▶ _Tasks and exercises_:
(a) Answer these questions from the sermon:
(i) Who stops by the counting house to wish Scrooge a merry Christmas?
(ii) How many film versions of the story does the sermon say have been made?
(iii) According to the sermon, through what does Scrooge find salvation in the end?
(b) Copy the part of the sermon starting with "So that’s the" and going on through "keep Christmas well.".

▶ _Excerpted passage_:

◇ ◇ ◇ ◇

Text: Isaiah 63:7-14, Matthew 2:13-23 W 1st Sunday after Christmas
In the name of him born under the law to redeem those under the law’s curse, dear friends in Christ: Charles Dickens’ classic tale A Christmas Carol is surely one of the most popular stories associated with this time of year. And every December its heartwarming message is told again and again in countless adaptations on stages across our country and on TV in the over thirty film versions of the story that have been made over the years. The central character, Ebenezer Scrooge, has probably been played by more actors than just about any other since the cast requires at least different three actors to play him at the various ages he appears in the scenes. And so quite a few have played the role of Scrooge in the century and a half since the story was written; from such bright lights as George C. Scott whom we know better as Patton, Patrick Stewart (a.k.a. Jean-Luc Picard), and Bill Murray (who ironically played a lead role in Ghostbusters – think about it), to dimmer bulbs like Fred Flintstone, Mr. Magoo, and once in a grade school production, my own little brother (and yes, I listed him after Mr. Magoo on purpose).
In any case, because the story has been retold so many times and in so many ways, I’m reasonably confident that unlike most of the other references I’ve made over the years to books or films I mistakenly assumed everyone would be familiar with, this time I must be right. You simply have to know this story. And that being the case, I’d like to refresh your memory about a conversation that takes place very early in the plot. It’s when old Scrooge is visited by his nephew, Fred, who has stopped by the counting house to wish his avaricious uncle a merry Christmas and give him his annual invitation to join him for Christmas dinner. Scrooge, in keeping with his character, wants nothing to do with Fred or Christmas and calls the whole thing a humbug. He can’t understand why his frivolous nephew squanders his time and precious little money making merry at Christmas, nor why he keeps coming back year after year to annoy him with an invitation that he knows will be declined. Fred, full of good will, explains that Christmas is a special time when people are kinder and more charitable than at other times, and he means to share the joy of the season – especially with those who need it most. “You keep Christmas your way” says Scrooge, “and let me keep it in mine.” “But you don’t keep it”, Fred protests. To which Scrooge replies, “Allow me to leave it alone then.”
So that’s the set up: we’re presented with a greedy, coldhearted man who does not keep Christmas and no desire to begin. But the story is one of redemption of sorts—or of transformation, anyway. And through the visitation of the spirits of Christmases past, present, and future Scrooge is changed for the better so that by the end of the story it is said of him in the years that follow that if anyone did, Scrooge knew how to keep Christmas well.
Okay, it’s a fictional story; one that is underpinned with what is really bad theology because in the end Scrooge avoids Marley’s lamentable fate and finds salvation through his own good works rather than trust in the Savior whose birth Christmas celebrates. So it’s definitely not a Lutheran story. And when we’re told that Scrooge kept Christmas well, we understand that it means pretty much the same thing it meant to his nephew, Fred: that for a couple weeks of the year he got into the spirit of the season and went out of his way to be kinder and more charitable than at other times. True, we’re led to believe that his overall transformation was broader than that; but I particularly want to focus on this idea of keeping Christmas well and what it means.

◇ ◇ ◇ ◇

▶ _Information supplied_:
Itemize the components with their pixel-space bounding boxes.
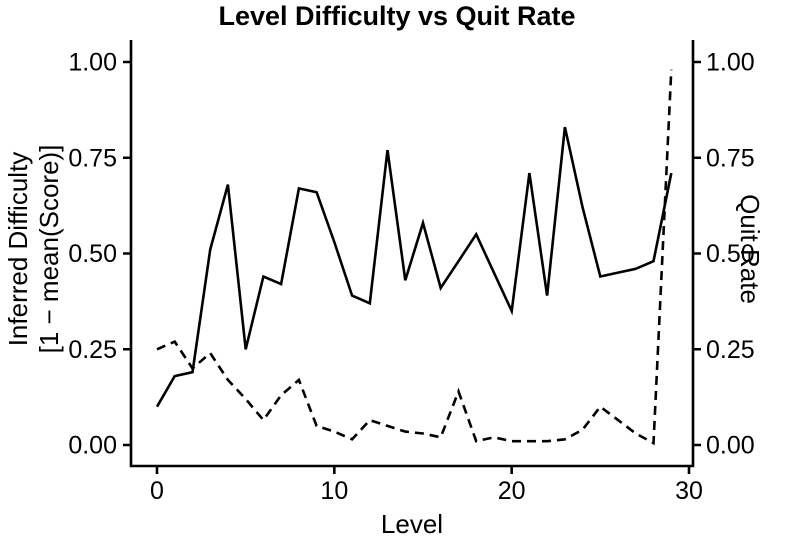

◇ ◇ ◇ ◇

▶ _Task solutions_:
(a)
(i) His nephew, Fred.
(ii) Over thirty.
(iii) Through his own good works rather than trust in the Savior whose birth Christmas celebrates.

(b)
So that’s the set up: we’re presented with a greedy, coldhearted man who does not keep Christmas and no desire to begin. But the story is one of redemption of sorts—or of transformation, anyway. And through the visitation of the spirits of Christmases past, present, and future Scrooge is changed for the better so that by the end of the story it is said of him in the years that follow that if anyone did, Scrooge knew how to keep Christmas well.